● **EXERCISE**
Show only lines that include "некоммерческой".
[START MATERIAL FOR THE TASK]
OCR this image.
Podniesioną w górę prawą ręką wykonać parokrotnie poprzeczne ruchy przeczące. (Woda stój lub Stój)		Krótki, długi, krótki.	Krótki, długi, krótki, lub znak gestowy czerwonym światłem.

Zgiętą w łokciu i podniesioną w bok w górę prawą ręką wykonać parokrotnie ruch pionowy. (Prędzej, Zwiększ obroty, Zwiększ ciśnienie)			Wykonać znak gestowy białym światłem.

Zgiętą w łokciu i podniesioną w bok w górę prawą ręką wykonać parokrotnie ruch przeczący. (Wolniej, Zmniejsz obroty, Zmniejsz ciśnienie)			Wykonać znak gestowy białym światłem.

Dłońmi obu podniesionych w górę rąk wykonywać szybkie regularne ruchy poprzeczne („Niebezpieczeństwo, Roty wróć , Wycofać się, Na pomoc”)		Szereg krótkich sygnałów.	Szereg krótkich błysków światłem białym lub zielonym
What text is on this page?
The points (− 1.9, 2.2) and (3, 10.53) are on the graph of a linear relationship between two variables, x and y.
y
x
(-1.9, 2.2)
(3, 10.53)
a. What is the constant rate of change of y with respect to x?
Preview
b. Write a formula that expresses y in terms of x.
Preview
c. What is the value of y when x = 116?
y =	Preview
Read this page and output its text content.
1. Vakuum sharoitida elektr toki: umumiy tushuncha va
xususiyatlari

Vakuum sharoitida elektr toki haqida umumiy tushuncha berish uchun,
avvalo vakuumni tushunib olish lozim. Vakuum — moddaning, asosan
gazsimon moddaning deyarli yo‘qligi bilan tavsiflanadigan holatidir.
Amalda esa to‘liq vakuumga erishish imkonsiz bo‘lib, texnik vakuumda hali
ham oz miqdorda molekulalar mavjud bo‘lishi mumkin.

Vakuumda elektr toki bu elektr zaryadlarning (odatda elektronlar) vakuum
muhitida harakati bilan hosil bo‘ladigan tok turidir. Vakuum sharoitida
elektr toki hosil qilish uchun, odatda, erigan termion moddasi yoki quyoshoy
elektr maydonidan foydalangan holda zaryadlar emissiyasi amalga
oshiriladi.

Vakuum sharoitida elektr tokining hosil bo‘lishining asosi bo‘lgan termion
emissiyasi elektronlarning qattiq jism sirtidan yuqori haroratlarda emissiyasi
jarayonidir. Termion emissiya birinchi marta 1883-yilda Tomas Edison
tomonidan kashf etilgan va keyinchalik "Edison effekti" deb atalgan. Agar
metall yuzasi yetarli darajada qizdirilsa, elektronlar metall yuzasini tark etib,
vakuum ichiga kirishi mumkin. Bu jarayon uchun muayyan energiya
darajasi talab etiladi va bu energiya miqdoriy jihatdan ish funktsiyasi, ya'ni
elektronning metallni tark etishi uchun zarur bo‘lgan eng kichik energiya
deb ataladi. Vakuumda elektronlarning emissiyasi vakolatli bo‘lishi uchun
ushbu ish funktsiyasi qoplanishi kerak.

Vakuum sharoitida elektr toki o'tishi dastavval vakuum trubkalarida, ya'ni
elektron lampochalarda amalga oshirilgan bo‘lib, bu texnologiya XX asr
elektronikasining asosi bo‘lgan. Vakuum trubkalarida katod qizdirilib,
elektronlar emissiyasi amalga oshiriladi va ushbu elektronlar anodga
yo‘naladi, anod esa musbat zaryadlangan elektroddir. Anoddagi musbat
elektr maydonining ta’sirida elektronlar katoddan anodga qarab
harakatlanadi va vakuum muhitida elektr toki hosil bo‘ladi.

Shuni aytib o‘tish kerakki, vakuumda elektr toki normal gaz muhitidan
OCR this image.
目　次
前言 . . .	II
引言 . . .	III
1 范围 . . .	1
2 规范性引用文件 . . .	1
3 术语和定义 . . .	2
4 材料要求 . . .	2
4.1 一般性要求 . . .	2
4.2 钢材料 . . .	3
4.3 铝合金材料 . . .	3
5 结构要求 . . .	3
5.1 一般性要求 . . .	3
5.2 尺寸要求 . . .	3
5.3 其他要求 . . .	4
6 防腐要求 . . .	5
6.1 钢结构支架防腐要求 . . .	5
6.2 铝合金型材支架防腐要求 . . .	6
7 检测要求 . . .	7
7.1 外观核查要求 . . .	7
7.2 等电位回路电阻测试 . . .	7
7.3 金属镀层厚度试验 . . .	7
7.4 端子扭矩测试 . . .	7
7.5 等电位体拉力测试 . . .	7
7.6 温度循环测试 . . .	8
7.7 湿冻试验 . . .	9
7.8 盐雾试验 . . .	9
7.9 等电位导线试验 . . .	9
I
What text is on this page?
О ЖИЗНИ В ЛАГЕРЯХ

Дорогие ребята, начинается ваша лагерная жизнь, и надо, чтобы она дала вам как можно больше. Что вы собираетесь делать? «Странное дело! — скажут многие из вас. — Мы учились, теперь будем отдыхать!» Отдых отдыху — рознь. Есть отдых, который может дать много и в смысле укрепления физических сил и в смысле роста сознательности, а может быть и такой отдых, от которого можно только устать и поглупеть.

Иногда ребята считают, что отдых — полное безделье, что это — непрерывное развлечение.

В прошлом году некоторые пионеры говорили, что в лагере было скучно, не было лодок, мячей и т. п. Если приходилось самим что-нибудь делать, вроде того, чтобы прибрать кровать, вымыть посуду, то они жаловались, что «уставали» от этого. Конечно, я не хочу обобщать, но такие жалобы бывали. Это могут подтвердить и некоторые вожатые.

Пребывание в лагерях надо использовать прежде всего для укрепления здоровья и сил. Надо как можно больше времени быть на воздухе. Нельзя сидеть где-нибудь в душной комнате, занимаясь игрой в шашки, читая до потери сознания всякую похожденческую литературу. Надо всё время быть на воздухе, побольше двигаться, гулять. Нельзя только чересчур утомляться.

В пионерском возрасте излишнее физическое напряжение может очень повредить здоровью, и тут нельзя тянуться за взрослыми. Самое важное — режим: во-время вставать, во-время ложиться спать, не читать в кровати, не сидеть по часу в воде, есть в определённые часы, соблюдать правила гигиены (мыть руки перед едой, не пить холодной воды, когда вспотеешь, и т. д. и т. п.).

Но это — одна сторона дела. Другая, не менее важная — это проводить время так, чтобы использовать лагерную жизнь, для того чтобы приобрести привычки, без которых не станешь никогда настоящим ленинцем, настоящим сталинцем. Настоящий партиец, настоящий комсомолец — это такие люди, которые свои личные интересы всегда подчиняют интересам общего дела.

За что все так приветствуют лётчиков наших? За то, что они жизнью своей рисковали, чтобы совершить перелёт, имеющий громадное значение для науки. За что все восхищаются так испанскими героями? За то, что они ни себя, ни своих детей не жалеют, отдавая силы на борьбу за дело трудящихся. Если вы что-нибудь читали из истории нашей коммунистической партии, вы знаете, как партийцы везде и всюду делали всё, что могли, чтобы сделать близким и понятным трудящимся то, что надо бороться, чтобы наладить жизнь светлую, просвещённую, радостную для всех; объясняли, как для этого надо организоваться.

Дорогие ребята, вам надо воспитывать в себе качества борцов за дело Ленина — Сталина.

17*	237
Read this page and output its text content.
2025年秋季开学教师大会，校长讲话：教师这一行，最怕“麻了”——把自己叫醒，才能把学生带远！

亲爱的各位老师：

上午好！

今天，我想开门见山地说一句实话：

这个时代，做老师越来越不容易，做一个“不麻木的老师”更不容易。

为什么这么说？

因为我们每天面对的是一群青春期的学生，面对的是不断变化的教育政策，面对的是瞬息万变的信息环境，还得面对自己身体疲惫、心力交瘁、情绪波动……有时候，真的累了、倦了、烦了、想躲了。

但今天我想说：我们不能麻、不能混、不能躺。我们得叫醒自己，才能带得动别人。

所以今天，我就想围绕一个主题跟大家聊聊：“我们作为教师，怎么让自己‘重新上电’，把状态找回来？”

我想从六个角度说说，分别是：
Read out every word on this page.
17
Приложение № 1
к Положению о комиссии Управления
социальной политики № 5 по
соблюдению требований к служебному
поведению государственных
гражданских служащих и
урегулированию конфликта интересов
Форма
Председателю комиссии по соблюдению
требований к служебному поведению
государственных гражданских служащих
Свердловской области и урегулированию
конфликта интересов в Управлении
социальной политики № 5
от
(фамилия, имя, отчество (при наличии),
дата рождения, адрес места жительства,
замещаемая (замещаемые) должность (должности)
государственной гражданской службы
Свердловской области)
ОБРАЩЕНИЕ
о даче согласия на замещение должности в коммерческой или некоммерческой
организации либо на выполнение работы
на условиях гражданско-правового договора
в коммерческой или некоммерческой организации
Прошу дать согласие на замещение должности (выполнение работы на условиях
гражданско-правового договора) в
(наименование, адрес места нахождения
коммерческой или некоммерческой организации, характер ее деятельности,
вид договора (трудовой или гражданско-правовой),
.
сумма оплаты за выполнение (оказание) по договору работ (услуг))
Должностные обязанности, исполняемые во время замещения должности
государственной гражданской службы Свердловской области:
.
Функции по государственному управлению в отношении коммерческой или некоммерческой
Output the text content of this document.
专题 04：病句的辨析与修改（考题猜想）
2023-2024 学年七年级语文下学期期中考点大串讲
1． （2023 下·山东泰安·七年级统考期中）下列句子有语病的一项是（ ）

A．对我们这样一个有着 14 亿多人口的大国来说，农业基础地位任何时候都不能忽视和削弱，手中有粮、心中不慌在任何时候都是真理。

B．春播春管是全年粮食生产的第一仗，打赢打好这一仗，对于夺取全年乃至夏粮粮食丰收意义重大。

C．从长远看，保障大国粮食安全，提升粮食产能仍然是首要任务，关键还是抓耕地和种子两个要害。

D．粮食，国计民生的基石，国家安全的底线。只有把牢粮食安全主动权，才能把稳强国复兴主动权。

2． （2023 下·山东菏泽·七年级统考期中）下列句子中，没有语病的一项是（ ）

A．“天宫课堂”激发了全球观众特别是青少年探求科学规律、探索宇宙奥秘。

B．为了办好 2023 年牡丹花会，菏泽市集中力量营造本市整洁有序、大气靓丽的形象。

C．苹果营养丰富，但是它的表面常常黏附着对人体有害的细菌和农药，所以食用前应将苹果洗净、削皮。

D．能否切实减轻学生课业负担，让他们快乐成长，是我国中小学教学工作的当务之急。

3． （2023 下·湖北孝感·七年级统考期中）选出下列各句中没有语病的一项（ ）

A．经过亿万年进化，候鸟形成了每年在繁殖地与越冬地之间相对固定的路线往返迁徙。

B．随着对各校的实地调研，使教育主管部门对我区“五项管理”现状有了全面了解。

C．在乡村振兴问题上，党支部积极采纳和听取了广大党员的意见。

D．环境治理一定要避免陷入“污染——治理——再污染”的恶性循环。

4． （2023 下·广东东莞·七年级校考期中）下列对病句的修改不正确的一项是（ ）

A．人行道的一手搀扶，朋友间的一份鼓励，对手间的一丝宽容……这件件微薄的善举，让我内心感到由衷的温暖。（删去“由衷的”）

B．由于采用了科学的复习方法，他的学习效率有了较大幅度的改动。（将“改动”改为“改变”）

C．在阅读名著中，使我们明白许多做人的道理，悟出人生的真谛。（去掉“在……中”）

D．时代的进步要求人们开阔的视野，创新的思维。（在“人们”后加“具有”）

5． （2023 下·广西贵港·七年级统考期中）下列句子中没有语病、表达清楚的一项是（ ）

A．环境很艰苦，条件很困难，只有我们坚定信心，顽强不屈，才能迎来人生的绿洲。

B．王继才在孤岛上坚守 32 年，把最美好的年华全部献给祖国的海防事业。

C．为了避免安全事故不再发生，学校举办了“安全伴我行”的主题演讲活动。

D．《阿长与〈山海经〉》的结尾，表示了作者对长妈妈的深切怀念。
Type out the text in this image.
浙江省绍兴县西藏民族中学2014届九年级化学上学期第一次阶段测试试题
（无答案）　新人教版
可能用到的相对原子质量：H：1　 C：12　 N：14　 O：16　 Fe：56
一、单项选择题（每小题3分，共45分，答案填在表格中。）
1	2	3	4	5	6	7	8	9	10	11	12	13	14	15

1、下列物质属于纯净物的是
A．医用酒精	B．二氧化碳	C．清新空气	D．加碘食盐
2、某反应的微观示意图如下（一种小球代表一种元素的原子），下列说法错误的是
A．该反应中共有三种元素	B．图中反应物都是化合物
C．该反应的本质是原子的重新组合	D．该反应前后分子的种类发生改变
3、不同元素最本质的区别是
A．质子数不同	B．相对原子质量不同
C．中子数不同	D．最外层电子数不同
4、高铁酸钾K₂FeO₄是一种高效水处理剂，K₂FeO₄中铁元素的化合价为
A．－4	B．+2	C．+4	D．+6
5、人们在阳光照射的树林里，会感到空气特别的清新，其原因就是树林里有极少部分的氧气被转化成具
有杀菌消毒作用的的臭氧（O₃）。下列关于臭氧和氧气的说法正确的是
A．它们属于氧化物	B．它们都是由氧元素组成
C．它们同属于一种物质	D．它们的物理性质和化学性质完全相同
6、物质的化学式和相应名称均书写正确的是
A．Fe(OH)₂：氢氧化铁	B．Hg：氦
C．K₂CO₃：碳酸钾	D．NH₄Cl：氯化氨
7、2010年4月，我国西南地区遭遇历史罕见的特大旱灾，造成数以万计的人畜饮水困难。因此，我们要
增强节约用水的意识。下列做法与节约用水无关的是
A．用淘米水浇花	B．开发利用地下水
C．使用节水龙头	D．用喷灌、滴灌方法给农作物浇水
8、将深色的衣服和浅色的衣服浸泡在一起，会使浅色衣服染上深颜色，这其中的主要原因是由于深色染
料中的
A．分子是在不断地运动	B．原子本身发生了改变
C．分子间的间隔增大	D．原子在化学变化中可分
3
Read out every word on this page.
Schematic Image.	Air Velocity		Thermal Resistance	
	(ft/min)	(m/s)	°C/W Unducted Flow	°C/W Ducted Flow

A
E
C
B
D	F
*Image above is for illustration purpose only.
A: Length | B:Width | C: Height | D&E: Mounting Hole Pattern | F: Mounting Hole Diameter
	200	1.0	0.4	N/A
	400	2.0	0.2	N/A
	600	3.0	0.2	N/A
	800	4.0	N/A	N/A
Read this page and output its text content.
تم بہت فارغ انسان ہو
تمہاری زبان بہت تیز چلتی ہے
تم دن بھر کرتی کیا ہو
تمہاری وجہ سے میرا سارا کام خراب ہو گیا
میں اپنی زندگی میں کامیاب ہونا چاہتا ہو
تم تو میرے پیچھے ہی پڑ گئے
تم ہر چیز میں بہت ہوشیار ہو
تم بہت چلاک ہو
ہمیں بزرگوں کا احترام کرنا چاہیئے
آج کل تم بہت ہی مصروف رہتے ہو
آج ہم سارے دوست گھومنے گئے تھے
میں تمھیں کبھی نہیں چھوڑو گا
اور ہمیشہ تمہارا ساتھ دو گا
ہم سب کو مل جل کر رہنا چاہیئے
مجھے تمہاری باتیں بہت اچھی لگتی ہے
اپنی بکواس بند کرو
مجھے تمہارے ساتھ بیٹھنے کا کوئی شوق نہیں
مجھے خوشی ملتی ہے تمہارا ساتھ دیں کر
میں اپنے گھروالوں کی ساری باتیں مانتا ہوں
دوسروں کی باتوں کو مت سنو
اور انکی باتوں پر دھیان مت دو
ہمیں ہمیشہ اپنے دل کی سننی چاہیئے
[END MATERIAL FOR THE TASK]
● **RESPONSE BELOW**
о даче согласия на замещение должности в коммерческой или некоммерческой
в коммерческой или некоммерческой организации
коммерческой или некоммерческой организации, характер ее деятельности,
Функции по государственному управлению в отношении коммерческой или некоммерческой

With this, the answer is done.